Stored dataset entries
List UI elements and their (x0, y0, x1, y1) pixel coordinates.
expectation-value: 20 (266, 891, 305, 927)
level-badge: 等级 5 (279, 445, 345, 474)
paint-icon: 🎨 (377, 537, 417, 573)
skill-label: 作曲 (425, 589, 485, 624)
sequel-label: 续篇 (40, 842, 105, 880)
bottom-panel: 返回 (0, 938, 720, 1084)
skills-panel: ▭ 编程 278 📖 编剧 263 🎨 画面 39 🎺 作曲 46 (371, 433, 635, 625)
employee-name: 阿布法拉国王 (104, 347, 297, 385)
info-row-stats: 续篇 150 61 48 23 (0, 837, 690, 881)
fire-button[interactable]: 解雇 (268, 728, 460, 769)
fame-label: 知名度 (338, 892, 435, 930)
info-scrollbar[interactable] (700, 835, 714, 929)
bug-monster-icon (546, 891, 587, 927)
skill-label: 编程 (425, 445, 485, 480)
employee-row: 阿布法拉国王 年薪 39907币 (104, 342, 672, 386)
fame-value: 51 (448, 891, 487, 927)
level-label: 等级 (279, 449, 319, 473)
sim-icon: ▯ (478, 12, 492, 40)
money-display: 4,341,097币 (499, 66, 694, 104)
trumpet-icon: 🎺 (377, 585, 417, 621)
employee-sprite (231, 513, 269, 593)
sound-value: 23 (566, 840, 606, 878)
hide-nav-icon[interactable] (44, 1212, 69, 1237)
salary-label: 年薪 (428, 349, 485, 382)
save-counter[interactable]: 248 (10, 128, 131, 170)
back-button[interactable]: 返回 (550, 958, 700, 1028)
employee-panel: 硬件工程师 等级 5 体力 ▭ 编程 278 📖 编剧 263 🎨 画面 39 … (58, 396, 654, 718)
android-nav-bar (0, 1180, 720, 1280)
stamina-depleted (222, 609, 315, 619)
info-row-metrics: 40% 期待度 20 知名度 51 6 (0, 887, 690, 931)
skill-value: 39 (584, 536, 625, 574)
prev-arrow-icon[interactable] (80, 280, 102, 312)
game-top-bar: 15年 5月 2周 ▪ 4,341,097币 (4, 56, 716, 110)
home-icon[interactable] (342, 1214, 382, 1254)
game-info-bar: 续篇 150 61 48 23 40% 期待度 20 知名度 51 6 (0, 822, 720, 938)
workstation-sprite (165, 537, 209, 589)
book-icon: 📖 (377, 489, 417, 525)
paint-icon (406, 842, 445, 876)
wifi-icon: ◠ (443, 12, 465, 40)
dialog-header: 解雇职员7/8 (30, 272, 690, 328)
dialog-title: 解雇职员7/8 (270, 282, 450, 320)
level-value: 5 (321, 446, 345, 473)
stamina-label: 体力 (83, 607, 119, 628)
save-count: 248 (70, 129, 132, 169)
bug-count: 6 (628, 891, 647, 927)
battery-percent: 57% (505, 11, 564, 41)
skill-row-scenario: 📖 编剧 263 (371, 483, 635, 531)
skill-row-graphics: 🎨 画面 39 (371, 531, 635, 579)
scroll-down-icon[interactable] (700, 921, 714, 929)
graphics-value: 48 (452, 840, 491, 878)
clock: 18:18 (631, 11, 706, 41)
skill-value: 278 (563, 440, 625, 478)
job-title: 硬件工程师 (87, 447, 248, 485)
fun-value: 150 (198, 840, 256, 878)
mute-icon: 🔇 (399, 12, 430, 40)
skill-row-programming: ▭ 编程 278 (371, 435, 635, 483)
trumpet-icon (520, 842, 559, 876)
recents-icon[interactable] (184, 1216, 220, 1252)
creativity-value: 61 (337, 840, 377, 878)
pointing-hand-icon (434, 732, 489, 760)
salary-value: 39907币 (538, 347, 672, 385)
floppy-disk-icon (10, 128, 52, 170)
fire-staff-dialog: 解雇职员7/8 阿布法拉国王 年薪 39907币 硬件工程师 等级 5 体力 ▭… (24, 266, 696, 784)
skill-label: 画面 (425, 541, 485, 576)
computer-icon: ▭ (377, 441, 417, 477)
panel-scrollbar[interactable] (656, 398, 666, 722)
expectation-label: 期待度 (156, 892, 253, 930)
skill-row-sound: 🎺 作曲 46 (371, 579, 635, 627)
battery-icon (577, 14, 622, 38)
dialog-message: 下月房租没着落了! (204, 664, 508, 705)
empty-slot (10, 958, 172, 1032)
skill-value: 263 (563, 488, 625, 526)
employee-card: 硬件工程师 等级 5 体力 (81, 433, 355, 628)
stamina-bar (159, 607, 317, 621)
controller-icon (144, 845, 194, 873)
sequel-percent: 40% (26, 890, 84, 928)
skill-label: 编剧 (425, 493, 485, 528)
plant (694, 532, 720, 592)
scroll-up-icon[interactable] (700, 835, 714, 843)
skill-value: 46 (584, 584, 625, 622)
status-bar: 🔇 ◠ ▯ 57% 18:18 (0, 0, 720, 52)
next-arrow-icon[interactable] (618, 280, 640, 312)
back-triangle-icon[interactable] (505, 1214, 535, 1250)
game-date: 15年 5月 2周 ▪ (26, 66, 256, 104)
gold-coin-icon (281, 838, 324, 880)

> What is expected: Can you change every "skill-label" in the entries above to "skill-name" and write all the entries out again with nothing else altered?

> Response to this exercise:
List UI elements and their (x0, y0, x1, y1) pixel coordinates.
expectation-value: 20 (266, 891, 305, 927)
level-badge: 等级 5 (279, 445, 345, 474)
paint-icon: 🎨 (377, 537, 417, 573)
skill-name: 作曲 (425, 589, 485, 624)
sequel-label: 续篇 (40, 842, 105, 880)
bottom-panel: 返回 (0, 938, 720, 1084)
skills-panel: ▭ 编程 278 📖 编剧 263 🎨 画面 39 🎺 作曲 46 (371, 433, 635, 625)
employee-name: 阿布法拉国王 (104, 347, 297, 385)
info-row-stats: 续篇 150 61 48 23 (0, 837, 690, 881)
fire-button[interactable]: 解雇 (268, 728, 460, 769)
fame-label: 知名度 (338, 892, 435, 930)
info-scrollbar[interactable] (700, 835, 714, 929)
bug-monster-icon (546, 891, 587, 927)
skill-name: 编程 (425, 445, 485, 480)
employee-row: 阿布法拉国王 年薪 39907币 (104, 342, 672, 386)
fame-value: 51 (448, 891, 487, 927)
level-label: 等级 (279, 449, 319, 473)
sim-icon: ▯ (478, 12, 492, 40)
money-display: 4,341,097币 (499, 66, 694, 104)
trumpet-icon: 🎺 (377, 585, 417, 621)
employee-sprite (231, 513, 269, 593)
sound-value: 23 (566, 840, 606, 878)
hide-nav-icon[interactable] (44, 1212, 69, 1237)
salary-label: 年薪 (428, 349, 485, 382)
save-counter[interactable]: 248 (10, 128, 131, 170)
back-button[interactable]: 返回 (550, 958, 700, 1028)
employee-panel: 硬件工程师 等级 5 体力 ▭ 编程 278 📖 编剧 263 🎨 画面 39 … (58, 396, 654, 718)
android-nav-bar (0, 1180, 720, 1280)
stamina-depleted (222, 609, 315, 619)
info-row-metrics: 40% 期待度 20 知名度 51 6 (0, 887, 690, 931)
skill-value: 39 (584, 536, 625, 574)
prev-arrow-icon[interactable] (80, 280, 102, 312)
game-top-bar: 15年 5月 2周 ▪ 4,341,097币 (4, 56, 716, 110)
home-icon[interactable] (342, 1214, 382, 1254)
game-info-bar: 续篇 150 61 48 23 40% 期待度 20 知名度 51 6 (0, 822, 720, 938)
workstation-sprite (165, 537, 209, 589)
book-icon: 📖 (377, 489, 417, 525)
paint-icon (406, 842, 445, 876)
wifi-icon: ◠ (443, 12, 465, 40)
dialog-header: 解雇职员7/8 (30, 272, 690, 328)
dialog-title: 解雇职员7/8 (270, 282, 450, 320)
level-value: 5 (321, 446, 345, 473)
stamina-label: 体力 (83, 607, 119, 628)
save-count: 248 (70, 129, 132, 169)
bug-count: 6 (628, 891, 647, 927)
battery-percent: 57% (505, 11, 564, 41)
skill-row-scenario: 📖 编剧 263 (371, 483, 635, 531)
skill-row-graphics: 🎨 画面 39 (371, 531, 635, 579)
scroll-down-icon[interactable] (700, 921, 714, 929)
graphics-value: 48 (452, 840, 491, 878)
clock: 18:18 (631, 11, 706, 41)
skill-value: 278 (563, 440, 625, 478)
job-title: 硬件工程师 (87, 447, 248, 485)
fun-value: 150 (198, 840, 256, 878)
mute-icon: 🔇 (399, 12, 430, 40)
skill-row-programming: ▭ 编程 278 (371, 435, 635, 483)
trumpet-icon (520, 842, 559, 876)
recents-icon[interactable] (184, 1216, 220, 1252)
creativity-value: 61 (337, 840, 377, 878)
pointing-hand-icon (434, 732, 489, 760)
salary-value: 39907币 (538, 347, 672, 385)
floppy-disk-icon (10, 128, 52, 170)
fire-staff-dialog: 解雇职员7/8 阿布法拉国王 年薪 39907币 硬件工程师 等级 5 体力 ▭… (24, 266, 696, 784)
skill-name: 画面 (425, 541, 485, 576)
computer-icon: ▭ (377, 441, 417, 477)
panel-scrollbar[interactable] (656, 398, 666, 722)
expectation-label: 期待度 (156, 892, 253, 930)
skill-row-sound: 🎺 作曲 46 (371, 579, 635, 627)
battery-icon (577, 14, 622, 38)
dialog-message: 下月房租没着落了! (204, 664, 508, 705)
empty-slot (10, 958, 172, 1032)
skill-value: 263 (563, 488, 625, 526)
employee-card: 硬件工程师 等级 5 体力 (81, 433, 355, 628)
stamina-bar (159, 607, 317, 621)
controller-icon (144, 845, 194, 873)
sequel-percent: 40% (26, 890, 84, 928)
skill-name: 编剧 (425, 493, 485, 528)
plant (694, 532, 720, 592)
scroll-up-icon[interactable] (700, 835, 714, 843)
skill-value: 46 (584, 584, 625, 622)
status-bar: 🔇 ◠ ▯ 57% 18:18 (0, 0, 720, 52)
next-arrow-icon[interactable] (618, 280, 640, 312)
back-triangle-icon[interactable] (505, 1214, 535, 1250)
game-date: 15年 5月 2周 ▪ (26, 66, 256, 104)
gold-coin-icon (281, 838, 324, 880)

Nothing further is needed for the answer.